_Given problem_
In the rows below, switch every "trainer-link" to "coach-link" and keep everything else the same.

═════ Material for the task ═════

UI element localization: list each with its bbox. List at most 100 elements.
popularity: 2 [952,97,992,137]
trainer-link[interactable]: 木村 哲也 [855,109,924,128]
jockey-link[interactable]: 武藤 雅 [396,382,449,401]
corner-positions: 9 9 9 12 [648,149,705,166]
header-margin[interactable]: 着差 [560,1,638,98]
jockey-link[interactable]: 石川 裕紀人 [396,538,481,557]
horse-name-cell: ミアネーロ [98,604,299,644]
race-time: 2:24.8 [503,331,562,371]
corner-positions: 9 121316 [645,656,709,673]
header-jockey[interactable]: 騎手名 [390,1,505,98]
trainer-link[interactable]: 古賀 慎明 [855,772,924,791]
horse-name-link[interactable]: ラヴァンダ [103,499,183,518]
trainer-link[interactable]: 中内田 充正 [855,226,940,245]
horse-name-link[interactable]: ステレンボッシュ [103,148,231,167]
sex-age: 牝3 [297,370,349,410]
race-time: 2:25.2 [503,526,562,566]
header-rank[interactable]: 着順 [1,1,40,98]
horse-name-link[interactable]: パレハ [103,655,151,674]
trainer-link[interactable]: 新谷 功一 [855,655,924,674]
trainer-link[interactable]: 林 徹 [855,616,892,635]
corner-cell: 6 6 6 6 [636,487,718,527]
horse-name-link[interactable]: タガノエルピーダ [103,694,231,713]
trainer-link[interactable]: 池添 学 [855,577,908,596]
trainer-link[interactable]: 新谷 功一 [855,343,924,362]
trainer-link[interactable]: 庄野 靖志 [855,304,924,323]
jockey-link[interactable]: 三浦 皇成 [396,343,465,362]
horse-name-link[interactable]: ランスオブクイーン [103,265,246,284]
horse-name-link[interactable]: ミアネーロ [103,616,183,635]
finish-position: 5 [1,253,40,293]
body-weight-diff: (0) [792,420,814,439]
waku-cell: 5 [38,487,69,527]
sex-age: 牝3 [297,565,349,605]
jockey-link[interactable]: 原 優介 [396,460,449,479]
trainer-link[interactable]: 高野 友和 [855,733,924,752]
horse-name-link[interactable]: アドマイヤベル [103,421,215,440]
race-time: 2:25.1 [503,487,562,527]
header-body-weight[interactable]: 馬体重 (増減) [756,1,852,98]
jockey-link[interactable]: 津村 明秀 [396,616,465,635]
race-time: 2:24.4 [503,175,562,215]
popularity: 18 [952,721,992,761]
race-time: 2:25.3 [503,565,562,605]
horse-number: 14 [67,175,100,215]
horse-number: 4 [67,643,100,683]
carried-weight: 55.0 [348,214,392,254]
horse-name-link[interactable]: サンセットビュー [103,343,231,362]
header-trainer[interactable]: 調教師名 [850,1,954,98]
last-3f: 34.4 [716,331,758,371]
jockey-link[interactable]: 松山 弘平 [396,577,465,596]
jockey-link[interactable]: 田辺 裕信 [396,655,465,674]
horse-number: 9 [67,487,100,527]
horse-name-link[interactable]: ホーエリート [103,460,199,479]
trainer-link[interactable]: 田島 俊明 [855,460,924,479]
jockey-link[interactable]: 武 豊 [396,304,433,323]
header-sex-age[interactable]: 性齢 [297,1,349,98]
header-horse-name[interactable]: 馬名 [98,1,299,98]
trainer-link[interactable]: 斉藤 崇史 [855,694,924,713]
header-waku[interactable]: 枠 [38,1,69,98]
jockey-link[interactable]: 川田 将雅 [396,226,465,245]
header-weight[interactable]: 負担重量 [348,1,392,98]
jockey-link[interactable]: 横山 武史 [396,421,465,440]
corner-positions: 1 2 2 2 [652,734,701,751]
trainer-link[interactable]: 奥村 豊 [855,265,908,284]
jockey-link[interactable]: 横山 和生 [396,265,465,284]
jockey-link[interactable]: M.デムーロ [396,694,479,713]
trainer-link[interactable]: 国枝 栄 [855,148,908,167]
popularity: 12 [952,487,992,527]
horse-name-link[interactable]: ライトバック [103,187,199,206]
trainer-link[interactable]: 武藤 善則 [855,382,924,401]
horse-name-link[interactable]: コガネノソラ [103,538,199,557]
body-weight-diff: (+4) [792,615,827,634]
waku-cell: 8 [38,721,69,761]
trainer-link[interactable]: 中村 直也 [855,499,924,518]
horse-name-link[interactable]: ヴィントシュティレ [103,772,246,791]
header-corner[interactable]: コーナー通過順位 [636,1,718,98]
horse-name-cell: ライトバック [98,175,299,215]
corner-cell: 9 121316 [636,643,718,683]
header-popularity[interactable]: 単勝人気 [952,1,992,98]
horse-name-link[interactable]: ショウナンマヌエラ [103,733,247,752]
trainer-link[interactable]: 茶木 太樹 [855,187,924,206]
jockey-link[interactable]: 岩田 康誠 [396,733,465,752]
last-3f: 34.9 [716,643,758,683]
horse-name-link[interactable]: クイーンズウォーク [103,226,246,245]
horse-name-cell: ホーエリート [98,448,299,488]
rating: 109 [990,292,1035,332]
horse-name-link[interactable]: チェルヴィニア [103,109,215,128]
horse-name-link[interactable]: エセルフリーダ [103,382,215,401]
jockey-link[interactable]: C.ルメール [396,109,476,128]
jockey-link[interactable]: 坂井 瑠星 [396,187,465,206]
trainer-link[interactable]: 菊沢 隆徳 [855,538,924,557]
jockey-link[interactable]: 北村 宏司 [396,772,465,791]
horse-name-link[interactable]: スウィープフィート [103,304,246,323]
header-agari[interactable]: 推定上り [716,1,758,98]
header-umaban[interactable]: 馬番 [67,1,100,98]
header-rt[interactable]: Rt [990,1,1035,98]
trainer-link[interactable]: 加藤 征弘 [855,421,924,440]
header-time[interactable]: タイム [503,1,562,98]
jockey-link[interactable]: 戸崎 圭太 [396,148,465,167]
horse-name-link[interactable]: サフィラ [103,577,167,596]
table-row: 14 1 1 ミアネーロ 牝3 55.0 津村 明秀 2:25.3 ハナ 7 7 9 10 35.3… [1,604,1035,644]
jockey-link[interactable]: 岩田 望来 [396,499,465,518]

═════

_Task answer_
UI element localization: list each with its bbox. List at most 100 elements.
popularity: 2 [952,97,992,137]
coach-link[interactable]: 木村 哲也 [855,109,924,128]
jockey-link[interactable]: 武藤 雅 [396,382,449,401]
corner-positions: 9 9 9 12 [648,149,705,166]
header-margin[interactable]: 着差 [560,1,638,98]
jockey-link[interactable]: 石川 裕紀人 [396,538,481,557]
horse-name-cell: ミアネーロ [98,604,299,644]
race-time: 2:24.8 [503,331,562,371]
corner-positions: 9 121316 [645,656,709,673]
header-jockey[interactable]: 騎手名 [390,1,505,98]
coach-link[interactable]: 古賀 慎明 [855,772,924,791]
horse-name-link[interactable]: ラヴァンダ [103,499,183,518]
coach-link[interactable]: 中内田 充正 [855,226,940,245]
horse-name-link[interactable]: ステレンボッシュ [103,148,231,167]
sex-age: 牝3 [297,370,349,410]
race-time: 2:25.2 [503,526,562,566]
header-rank[interactable]: 着順 [1,1,40,98]
horse-name-link[interactable]: パレハ [103,655,151,674]
coach-link[interactable]: 新谷 功一 [855,655,924,674]
coach-link[interactable]: 林 徹 [855,616,892,635]
corner-cell: 6 6 6 6 [636,487,718,527]
horse-name-link[interactable]: タガノエルピーダ [103,694,231,713]
coach-link[interactable]: 池添 学 [855,577,908,596]
coach-link[interactable]: 新谷 功一 [855,343,924,362]
coach-link[interactable]: 庄野 靖志 [855,304,924,323]
jockey-link[interactable]: 三浦 皇成 [396,343,465,362]
horse-name-link[interactable]: ランスオブクイーン [103,265,246,284]
horse-name-link[interactable]: ミアネーロ [103,616,183,635]
finish-position: 5 [1,253,40,293]
body-weight-diff: (0) [792,420,814,439]
waku-cell: 5 [38,487,69,527]
sex-age: 牝3 [297,565,349,605]
jockey-link[interactable]: 原 優介 [396,460,449,479]
coach-link[interactable]: 高野 友和 [855,733,924,752]
horse-name-link[interactable]: アドマイヤベル [103,421,215,440]
race-time: 2:25.1 [503,487,562,527]
header-body-weight[interactable]: 馬体重 (増減) [756,1,852,98]
jockey-link[interactable]: 津村 明秀 [396,616,465,635]
race-time: 2:24.4 [503,175,562,215]
popularity: 18 [952,721,992,761]
race-time: 2:25.3 [503,565,562,605]
horse-number: 14 [67,175,100,215]
horse-number: 4 [67,643,100,683]
carried-weight: 55.0 [348,214,392,254]
horse-name-link[interactable]: サンセットビュー [103,343,231,362]
header-trainer[interactable]: 調教師名 [850,1,954,98]
last-3f: 34.4 [716,331,758,371]
jockey-link[interactable]: 松山 弘平 [396,577,465,596]
jockey-link[interactable]: 田辺 裕信 [396,655,465,674]
horse-number: 9 [67,487,100,527]
horse-name-link[interactable]: ホーエリート [103,460,199,479]
coach-link[interactable]: 田島 俊明 [855,460,924,479]
jockey-link[interactable]: 武 豊 [396,304,433,323]
header-sex-age[interactable]: 性齢 [297,1,349,98]
header-horse-name[interactable]: 馬名 [98,1,299,98]
coach-link[interactable]: 斉藤 崇史 [855,694,924,713]
header-waku[interactable]: 枠 [38,1,69,98]
jockey-link[interactable]: 川田 将雅 [396,226,465,245]
header-weight[interactable]: 負担重量 [348,1,392,98]
jockey-link[interactable]: 横山 武史 [396,421,465,440]
corner-positions: 1 2 2 2 [652,734,701,751]
coach-link[interactable]: 奥村 豊 [855,265,908,284]
jockey-link[interactable]: 横山 和生 [396,265,465,284]
jockey-link[interactable]: M.デムーロ [396,694,479,713]
coach-link[interactable]: 国枝 栄 [855,148,908,167]
popularity: 12 [952,487,992,527]
horse-name-link[interactable]: ライトバック [103,187,199,206]
coach-link[interactable]: 武藤 善則 [855,382,924,401]
horse-name-link[interactable]: コガネノソラ [103,538,199,557]
body-weight-diff: (+4) [792,615,827,634]
waku-cell: 8 [38,721,69,761]
coach-link[interactable]: 中村 直也 [855,499,924,518]
horse-name-link[interactable]: ヴィントシュティレ [103,772,246,791]
header-corner[interactable]: コーナー通過順位 [636,1,718,98]
horse-name-cell: ライトバック [98,175,299,215]
corner-cell: 9 121316 [636,643,718,683]
header-popularity[interactable]: 単勝人気 [952,1,992,98]
horse-name-link[interactable]: ショウナンマヌエラ [103,733,247,752]
coach-link[interactable]: 茶木 太樹 [855,187,924,206]
jockey-link[interactable]: 岩田 康誠 [396,733,465,752]
last-3f: 34.9 [716,643,758,683]
horse-name-link[interactable]: クイーンズウォーク [103,226,246,245]
horse-name-cell: ホーエリート [98,448,299,488]
rating: 109 [990,292,1035,332]
horse-name-link[interactable]: チェルヴィニア [103,109,215,128]
horse-name-link[interactable]: エセルフリーダ [103,382,215,401]
jockey-link[interactable]: C.ルメール [396,109,476,128]
jockey-link[interactable]: 坂井 瑠星 [396,187,465,206]
coach-link[interactable]: 菊沢 隆徳 [855,538,924,557]
jockey-link[interactable]: 北村 宏司 [396,772,465,791]
horse-name-link[interactable]: スウィープフィート [103,304,246,323]
header-agari[interactable]: 推定上り [716,1,758,98]
header-umaban[interactable]: 馬番 [67,1,100,98]
header-rt[interactable]: Rt [990,1,1035,98]
coach-link[interactable]: 加藤 征弘 [855,421,924,440]
header-time[interactable]: タイム [503,1,562,98]
jockey-link[interactable]: 戸崎 圭太 [396,148,465,167]
horse-name-link[interactable]: サフィラ [103,577,167,596]
table-row: 14 1 1 ミアネーロ 牝3 55.0 津村 明秀 2:25.3 ハナ 7 7 9 10 35.3… [1,604,1035,644]
jockey-link[interactable]: 岩田 望来 [396,499,465,518]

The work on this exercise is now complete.